- _Problem statement_
Search the material for "Expenses" and show all lines that contain it.

Dataset records on visual material:
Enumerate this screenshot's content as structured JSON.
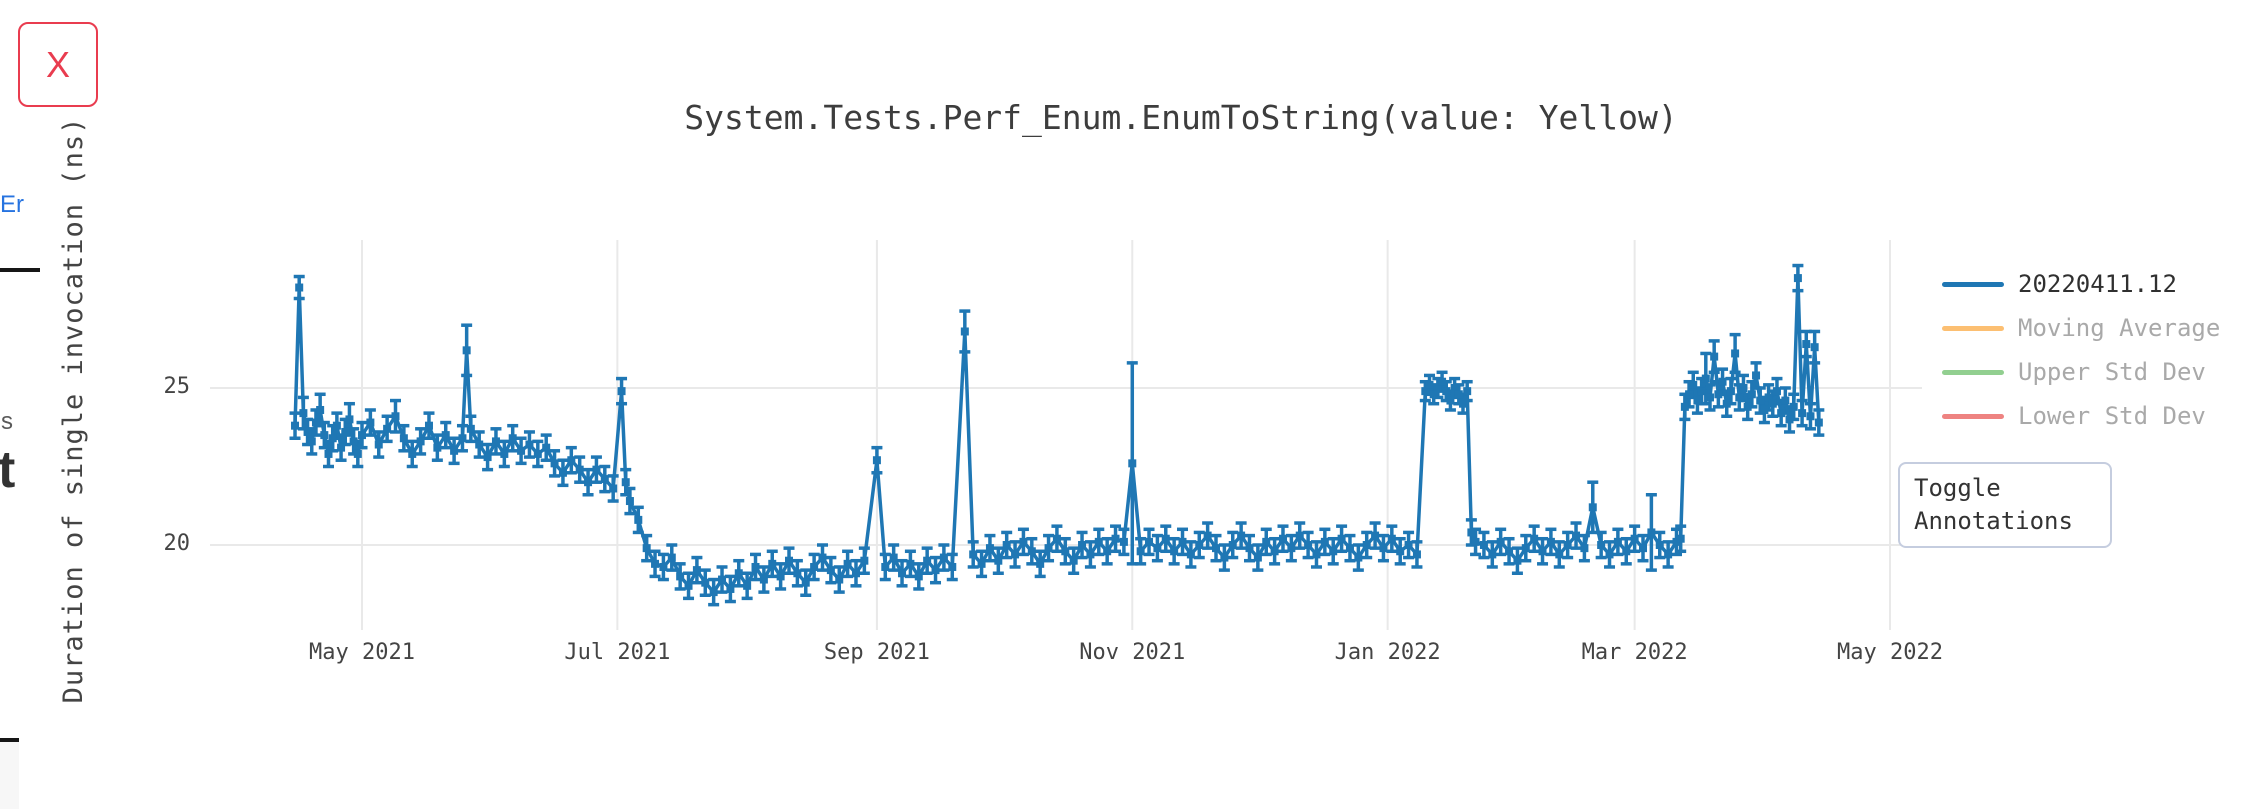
{
  "window": {
    "close_button_label": "X"
  },
  "page_behind": {
    "partial_link_text": "Er",
    "partial_text_s": "s",
    "partial_text_t": "t"
  },
  "controls": {
    "toggle_annotations_label": "Toggle Annotations"
  },
  "chart_data": {
    "type": "line",
    "title": "System.Tests.Perf_Enum.EnumToString(value: Yellow)",
    "xlabel": "",
    "ylabel": "Duration of single invocation (ns)",
    "grid": true,
    "legend_position": "right",
    "x_axis": {
      "tick_labels": [
        "May 2021",
        "Jul 2021",
        "Sep 2021",
        "Nov 2021",
        "Jan 2022",
        "Mar 2022",
        "May 2022"
      ],
      "tick_days_from_may2021": [
        0,
        61,
        123,
        184,
        245,
        304,
        365
      ]
    },
    "y_axis": {
      "tick_labels": [
        "20",
        "25"
      ],
      "tick_values": [
        20,
        25
      ],
      "ylim": [
        17.8,
        29.4
      ]
    },
    "series": [
      {
        "name": "20220411.12",
        "color": "#1f77b4",
        "visible": true,
        "style": "line+markers+errorbars",
        "default_error": 0.4,
        "points_format": "[day_since_2021-05-01, duration_ns, optional_error_ns]",
        "points": [
          [
            -16,
            23.8
          ],
          [
            -15,
            28.2,
            0.35
          ],
          [
            -14,
            24.2,
            0.5
          ],
          [
            -13,
            23.6
          ],
          [
            -12,
            23.3
          ],
          [
            -11,
            23.9
          ],
          [
            -10,
            24.3,
            0.5
          ],
          [
            -9,
            23.5
          ],
          [
            -8,
            22.9
          ],
          [
            -7,
            23.4
          ],
          [
            -6,
            23.8
          ],
          [
            -5,
            23.1
          ],
          [
            -4,
            23.6
          ],
          [
            -3,
            24.0,
            0.5
          ],
          [
            -2,
            23.3
          ],
          [
            -1,
            22.9
          ],
          [
            0,
            23.5
          ],
          [
            2,
            23.9
          ],
          [
            4,
            23.2
          ],
          [
            6,
            23.7
          ],
          [
            8,
            24.1,
            0.5
          ],
          [
            10,
            23.4
          ],
          [
            12,
            22.9
          ],
          [
            14,
            23.3
          ],
          [
            16,
            23.8
          ],
          [
            18,
            23.1
          ],
          [
            20,
            23.5
          ],
          [
            22,
            23.0
          ],
          [
            24,
            23.4
          ],
          [
            25,
            26.2,
            0.8
          ],
          [
            26,
            23.7
          ],
          [
            28,
            23.2
          ],
          [
            30,
            22.8
          ],
          [
            32,
            23.3
          ],
          [
            34,
            22.9
          ],
          [
            36,
            23.4
          ],
          [
            38,
            23.0
          ],
          [
            40,
            23.2
          ],
          [
            42,
            22.9
          ],
          [
            44,
            23.1
          ],
          [
            46,
            22.6
          ],
          [
            48,
            22.3
          ],
          [
            50,
            22.7
          ],
          [
            52,
            22.4
          ],
          [
            54,
            22.0
          ],
          [
            56,
            22.4
          ],
          [
            58,
            22.1
          ],
          [
            60,
            21.8
          ],
          [
            62,
            24.9,
            0.4
          ],
          [
            63,
            22.0
          ],
          [
            64,
            21.4
          ],
          [
            66,
            20.8
          ],
          [
            68,
            19.9
          ],
          [
            70,
            19.4
          ],
          [
            72,
            19.3
          ],
          [
            74,
            19.6
          ],
          [
            76,
            19.0
          ],
          [
            78,
            18.7
          ],
          [
            80,
            19.2
          ],
          [
            82,
            18.8
          ],
          [
            84,
            18.5
          ],
          [
            86,
            18.9
          ],
          [
            88,
            18.6
          ],
          [
            90,
            19.1
          ],
          [
            92,
            18.7
          ],
          [
            94,
            19.3
          ],
          [
            96,
            18.9
          ],
          [
            98,
            19.4
          ],
          [
            100,
            19.0
          ],
          [
            102,
            19.5
          ],
          [
            104,
            19.1
          ],
          [
            106,
            18.8
          ],
          [
            108,
            19.3
          ],
          [
            110,
            19.6
          ],
          [
            112,
            19.2
          ],
          [
            114,
            18.9
          ],
          [
            116,
            19.4
          ],
          [
            118,
            19.1
          ],
          [
            120,
            19.5
          ],
          [
            123,
            22.7,
            0.4
          ],
          [
            125,
            19.3
          ],
          [
            127,
            19.6
          ],
          [
            129,
            19.1
          ],
          [
            131,
            19.4
          ],
          [
            133,
            19.0
          ],
          [
            135,
            19.5
          ],
          [
            137,
            19.2
          ],
          [
            139,
            19.6
          ],
          [
            141,
            19.3
          ],
          [
            144,
            26.8,
            0.65
          ],
          [
            146,
            19.7
          ],
          [
            148,
            19.4
          ],
          [
            150,
            19.9
          ],
          [
            152,
            19.5
          ],
          [
            154,
            20.0
          ],
          [
            156,
            19.7
          ],
          [
            158,
            20.1
          ],
          [
            160,
            19.8
          ],
          [
            162,
            19.4
          ],
          [
            164,
            19.9
          ],
          [
            166,
            20.2
          ],
          [
            168,
            19.8
          ],
          [
            170,
            19.5
          ],
          [
            172,
            20.0
          ],
          [
            174,
            19.7
          ],
          [
            176,
            20.1
          ],
          [
            178,
            19.8
          ],
          [
            180,
            20.2
          ],
          [
            182,
            20.1
          ],
          [
            184,
            22.6,
            3.2
          ],
          [
            186,
            19.8
          ],
          [
            188,
            20.1
          ],
          [
            190,
            19.9
          ],
          [
            192,
            20.2
          ],
          [
            194,
            19.8
          ],
          [
            196,
            20.1
          ],
          [
            198,
            19.7
          ],
          [
            200,
            20.0
          ],
          [
            202,
            20.3
          ],
          [
            204,
            19.9
          ],
          [
            206,
            19.6
          ],
          [
            208,
            20.0
          ],
          [
            210,
            20.3
          ],
          [
            212,
            19.9
          ],
          [
            214,
            19.6
          ],
          [
            216,
            20.1
          ],
          [
            218,
            19.8
          ],
          [
            220,
            20.2
          ],
          [
            222,
            19.9
          ],
          [
            224,
            20.3
          ],
          [
            226,
            20.0
          ],
          [
            228,
            19.7
          ],
          [
            230,
            20.1
          ],
          [
            232,
            19.8
          ],
          [
            234,
            20.2
          ],
          [
            236,
            19.9
          ],
          [
            238,
            19.6
          ],
          [
            240,
            20.0
          ],
          [
            242,
            20.3
          ],
          [
            244,
            19.9
          ],
          [
            246,
            20.2
          ],
          [
            248,
            19.8
          ],
          [
            250,
            20.0
          ],
          [
            252,
            19.7
          ],
          [
            254,
            24.9,
            0.3
          ],
          [
            255,
            25.1,
            0.3
          ],
          [
            256,
            24.8,
            0.3
          ],
          [
            257,
            25.0,
            0.3
          ],
          [
            258,
            25.2,
            0.3
          ],
          [
            259,
            24.9,
            0.3
          ],
          [
            260,
            24.6,
            0.3
          ],
          [
            261,
            25.0,
            0.3
          ],
          [
            262,
            24.8,
            0.3
          ],
          [
            263,
            24.5,
            0.3
          ],
          [
            264,
            24.9,
            0.3
          ],
          [
            265,
            20.4
          ],
          [
            266,
            20.1
          ],
          [
            268,
            20.0
          ],
          [
            270,
            19.7
          ],
          [
            272,
            20.1
          ],
          [
            274,
            19.8
          ],
          [
            276,
            19.5
          ],
          [
            278,
            19.9
          ],
          [
            280,
            20.2
          ],
          [
            282,
            19.8
          ],
          [
            284,
            20.1
          ],
          [
            286,
            19.7
          ],
          [
            288,
            20.0
          ],
          [
            290,
            20.3
          ],
          [
            292,
            19.9
          ],
          [
            294,
            21.2,
            0.8
          ],
          [
            296,
            20.0
          ],
          [
            298,
            19.7
          ],
          [
            300,
            20.1
          ],
          [
            302,
            19.8
          ],
          [
            304,
            20.2
          ],
          [
            306,
            19.9
          ],
          [
            308,
            20.4,
            1.2
          ],
          [
            310,
            20.0
          ],
          [
            312,
            19.7
          ],
          [
            314,
            20.1
          ],
          [
            315,
            20.2
          ],
          [
            316,
            24.4
          ],
          [
            317,
            24.8
          ],
          [
            318,
            25.1
          ],
          [
            319,
            24.6
          ],
          [
            320,
            24.9
          ],
          [
            321,
            25.3,
            0.8
          ],
          [
            322,
            24.7
          ],
          [
            323,
            26.0,
            0.5
          ],
          [
            324,
            24.8
          ],
          [
            325,
            25.2
          ],
          [
            326,
            24.5
          ],
          [
            327,
            24.9
          ],
          [
            328,
            26.1,
            0.6
          ],
          [
            329,
            24.7
          ],
          [
            330,
            25.0
          ],
          [
            331,
            24.4
          ],
          [
            332,
            24.8
          ],
          [
            333,
            25.4
          ],
          [
            334,
            24.6
          ],
          [
            335,
            24.3
          ],
          [
            336,
            24.7
          ],
          [
            337,
            24.5
          ],
          [
            338,
            24.9
          ],
          [
            339,
            24.2
          ],
          [
            340,
            24.6
          ],
          [
            341,
            24.0
          ],
          [
            342,
            24.4
          ],
          [
            343,
            28.5,
            0.4
          ],
          [
            344,
            24.2
          ],
          [
            345,
            26.4,
            0.4
          ],
          [
            346,
            24.1
          ],
          [
            347,
            26.3,
            0.5
          ],
          [
            348,
            23.9
          ]
        ]
      },
      {
        "name": "Moving Average",
        "color": "#fcbf72",
        "visible": false,
        "points": []
      },
      {
        "name": "Upper Std Dev",
        "color": "#92cf90",
        "visible": false,
        "points": []
      },
      {
        "name": "Lower Std Dev",
        "color": "#ee8381",
        "visible": false,
        "points": []
      }
    ]
  },
  "colors": {
    "accent_blue": "#1f77b4",
    "grid": "#e9e9e9",
    "close_red": "#e93c4f",
    "muted_legend_text": "#a9a9a9",
    "button_border": "#c5cddf"
  }
}
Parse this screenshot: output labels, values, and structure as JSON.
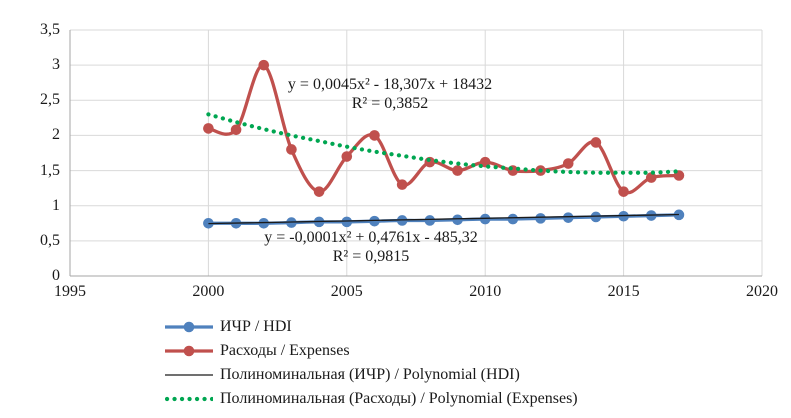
{
  "chart_data": {
    "type": "line",
    "title": "",
    "xlabel": "",
    "ylabel": "",
    "x": [
      2000,
      2001,
      2002,
      2003,
      2004,
      2005,
      2006,
      2007,
      2008,
      2009,
      2010,
      2011,
      2012,
      2013,
      2014,
      2015,
      2016,
      2017
    ],
    "series": [
      {
        "name": "ИЧР / HDI",
        "color": "#4F81BD",
        "style": "line-markers",
        "values": [
          0.75,
          0.75,
          0.75,
          0.76,
          0.77,
          0.77,
          0.78,
          0.79,
          0.79,
          0.8,
          0.81,
          0.81,
          0.82,
          0.83,
          0.84,
          0.85,
          0.86,
          0.87
        ]
      },
      {
        "name": "Расходы / Expenses",
        "color": "#C0504D",
        "style": "line-markers",
        "values": [
          2.1,
          2.08,
          3.0,
          1.8,
          1.2,
          1.7,
          2.0,
          1.3,
          1.62,
          1.5,
          1.62,
          1.5,
          1.5,
          1.6,
          1.9,
          1.2,
          1.4,
          1.43
        ]
      },
      {
        "name": "Полиноминальная (ИЧР) / Polynomial (HDI)",
        "color": "#1a1a1a",
        "style": "thin-line",
        "values": [
          0.745,
          0.753,
          0.76,
          0.768,
          0.776,
          0.783,
          0.791,
          0.798,
          0.806,
          0.814,
          0.821,
          0.829,
          0.837,
          0.844,
          0.852,
          0.86,
          0.867,
          0.875
        ]
      },
      {
        "name": "Полиноминальная (Расходы) / Polynomial (Expenses)",
        "color": "#00A651",
        "style": "dotted",
        "values": [
          2.3,
          2.19,
          2.09,
          2.0,
          1.92,
          1.84,
          1.77,
          1.71,
          1.65,
          1.6,
          1.56,
          1.53,
          1.5,
          1.48,
          1.47,
          1.47,
          1.47,
          1.49
        ]
      }
    ],
    "xlim": [
      1995,
      2020
    ],
    "ylim": [
      0,
      3.5
    ],
    "x_ticks": [
      "1995",
      "2000",
      "2005",
      "2010",
      "2015",
      "2020"
    ],
    "y_ticks": [
      "0",
      "0,5",
      "1",
      "1,5",
      "2",
      "2,5",
      "3",
      "3,5"
    ],
    "grid": true,
    "legend_position": "bottom-left",
    "annotations": [
      {
        "lines": [
          "y = 0,0045x² - 18,307x + 18432",
          "R² = 0,3852"
        ]
      },
      {
        "lines": [
          "y = -0,0001x² + 0,4761x - 485,32",
          "R² = 0,9815"
        ]
      }
    ],
    "colors": {
      "gridline": "#D9D9D9",
      "axis": "#A6A6A6",
      "text": "#1a1a1a"
    }
  }
}
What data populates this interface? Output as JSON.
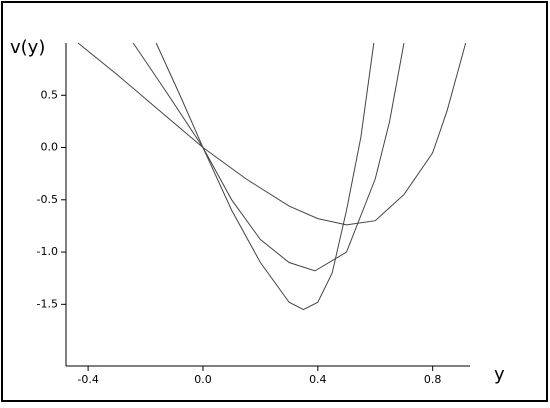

- _Task solution_
        "name": "Расходы / Expenses",
        "name": "Полиноминальная (Расходы) / Polynomial (Expenses)",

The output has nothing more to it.